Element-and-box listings
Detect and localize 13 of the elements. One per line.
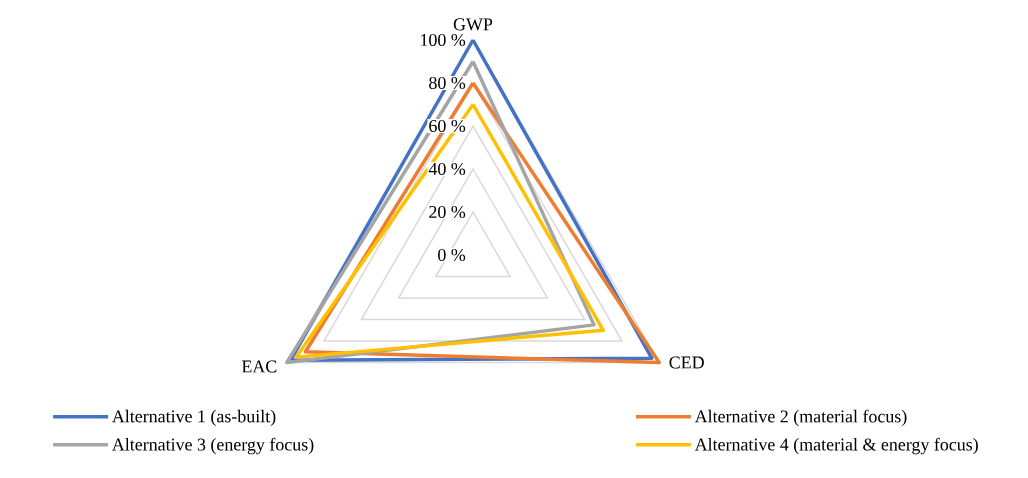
spoke-label: CED: [669, 356, 704, 369]
spoke-label: EAC: [241, 360, 277, 373]
y-tick-label: 40 %: [428, 162, 466, 176]
y-tick-label: 80 %: [429, 76, 466, 90]
y-tick-label: 60 %: [429, 119, 466, 133]
legend-label: Alternative 3 (energy focus): [112, 437, 314, 455]
y-tick-label: 100 %: [421, 33, 466, 47]
spoke-label: GWP: [453, 18, 493, 31]
legend-label: Alternative 2 (material focus): [694, 409, 907, 427]
legend-label: Alternative 1 (as-built): [112, 409, 276, 427]
y-tick-label: 0 %: [438, 248, 466, 262]
legend-label: Alternative 4 (material & energy focus): [694, 437, 978, 455]
y-tick-label: 20 %: [429, 205, 466, 219]
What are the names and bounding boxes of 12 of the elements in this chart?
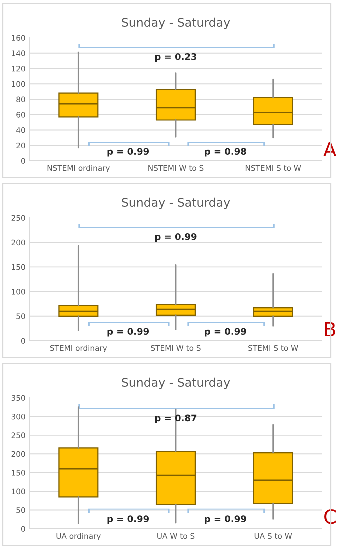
annotation: p = 0.99 bbox=[108, 328, 150, 337]
chart-title: Sunday - Saturday bbox=[122, 18, 230, 30]
annotation: p = 0.99 bbox=[108, 148, 150, 157]
annotation: p = 0.98 bbox=[205, 148, 246, 157]
chart-title: Sunday - Saturday bbox=[122, 378, 230, 390]
annotation: p = 0.23 bbox=[155, 53, 197, 62]
annotation: p = 0.99 bbox=[155, 233, 197, 242]
annotation: p = 0.99 bbox=[108, 516, 150, 524]
annotation: p = 0.87 bbox=[155, 414, 197, 424]
chart-title: Sunday - Saturday bbox=[122, 198, 230, 210]
annotation: p = 0.99 bbox=[205, 516, 246, 524]
annotation: p = 0.99 bbox=[205, 328, 246, 337]
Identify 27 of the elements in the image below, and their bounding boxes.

## Work to be completed
Reproduce all of the material above word for word, leaving out the pictures.

## Solution
Detect and localize 13 of the elements. One per line.
spoke-label: CED: [669, 356, 704, 369]
spoke-label: EAC: [241, 360, 277, 373]
y-tick-label: 40 %: [428, 162, 466, 176]
y-tick-label: 80 %: [429, 76, 466, 90]
y-tick-label: 60 %: [429, 119, 466, 133]
legend-label: Alternative 3 (energy focus): [112, 437, 314, 455]
y-tick-label: 100 %: [421, 33, 466, 47]
spoke-label: GWP: [453, 18, 493, 31]
legend-label: Alternative 2 (material focus): [694, 409, 907, 427]
legend-label: Alternative 1 (as-built): [112, 409, 276, 427]
y-tick-label: 0 %: [438, 248, 466, 262]
legend-label: Alternative 4 (material & energy focus): [694, 437, 978, 455]
y-tick-label: 20 %: [429, 205, 466, 219]
What are the names and bounding boxes of 12 of the elements in this chart?
annotation: p = 0.99 bbox=[108, 328, 150, 337]
chart-title: Sunday - Saturday bbox=[122, 18, 230, 30]
annotation: p = 0.99 bbox=[108, 148, 150, 157]
annotation: p = 0.98 bbox=[205, 148, 246, 157]
chart-title: Sunday - Saturday bbox=[122, 378, 230, 390]
annotation: p = 0.23 bbox=[155, 53, 197, 62]
annotation: p = 0.99 bbox=[155, 233, 197, 242]
annotation: p = 0.99 bbox=[108, 516, 150, 524]
annotation: p = 0.87 bbox=[155, 414, 197, 424]
chart-title: Sunday - Saturday bbox=[122, 198, 230, 210]
annotation: p = 0.99 bbox=[205, 516, 246, 524]
annotation: p = 0.99 bbox=[205, 328, 246, 337]
Identify 27 of the elements in the image below, and their bounding boxes.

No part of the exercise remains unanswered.